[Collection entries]
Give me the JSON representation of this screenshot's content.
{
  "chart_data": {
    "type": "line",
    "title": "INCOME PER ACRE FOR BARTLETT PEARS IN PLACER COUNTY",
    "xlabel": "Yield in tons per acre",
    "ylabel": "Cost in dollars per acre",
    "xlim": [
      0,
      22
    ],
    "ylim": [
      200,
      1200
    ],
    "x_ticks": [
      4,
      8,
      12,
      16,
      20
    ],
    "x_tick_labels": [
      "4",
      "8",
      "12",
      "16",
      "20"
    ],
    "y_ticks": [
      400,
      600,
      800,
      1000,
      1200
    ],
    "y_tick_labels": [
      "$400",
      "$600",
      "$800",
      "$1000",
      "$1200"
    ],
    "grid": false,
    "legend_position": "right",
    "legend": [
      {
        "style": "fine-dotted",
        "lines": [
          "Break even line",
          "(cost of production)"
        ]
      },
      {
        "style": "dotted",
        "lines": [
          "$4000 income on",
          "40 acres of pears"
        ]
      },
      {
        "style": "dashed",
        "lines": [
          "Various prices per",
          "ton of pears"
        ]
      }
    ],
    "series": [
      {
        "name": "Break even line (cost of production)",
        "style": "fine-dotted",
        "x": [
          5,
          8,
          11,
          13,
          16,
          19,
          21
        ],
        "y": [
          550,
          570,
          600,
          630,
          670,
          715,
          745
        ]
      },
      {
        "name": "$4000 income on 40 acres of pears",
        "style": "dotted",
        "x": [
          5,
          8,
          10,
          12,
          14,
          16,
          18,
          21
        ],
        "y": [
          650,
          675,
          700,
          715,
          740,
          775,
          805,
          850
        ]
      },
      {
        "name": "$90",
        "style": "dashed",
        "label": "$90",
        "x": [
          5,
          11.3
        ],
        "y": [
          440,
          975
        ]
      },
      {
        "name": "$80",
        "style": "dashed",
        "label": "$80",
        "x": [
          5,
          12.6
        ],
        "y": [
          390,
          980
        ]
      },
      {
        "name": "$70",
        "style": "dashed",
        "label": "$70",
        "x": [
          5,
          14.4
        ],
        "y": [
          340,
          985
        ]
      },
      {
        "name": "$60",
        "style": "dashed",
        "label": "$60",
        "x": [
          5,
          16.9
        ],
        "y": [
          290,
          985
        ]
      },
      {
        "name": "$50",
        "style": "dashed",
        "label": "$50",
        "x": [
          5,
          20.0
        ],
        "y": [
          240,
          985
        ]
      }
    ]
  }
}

- _DIRECTIVE_
Find "name". Copy every line it occurs in.

- _SOLUTION FOR THIS PROBLEM_
        "name": "Break even line (cost of production)",
        "name": "$4000 income on 40 acres of pears",
        "name": "$90",
        "name": "$80",
        "name": "$70",
        "name": "$60",
        "name": "$50",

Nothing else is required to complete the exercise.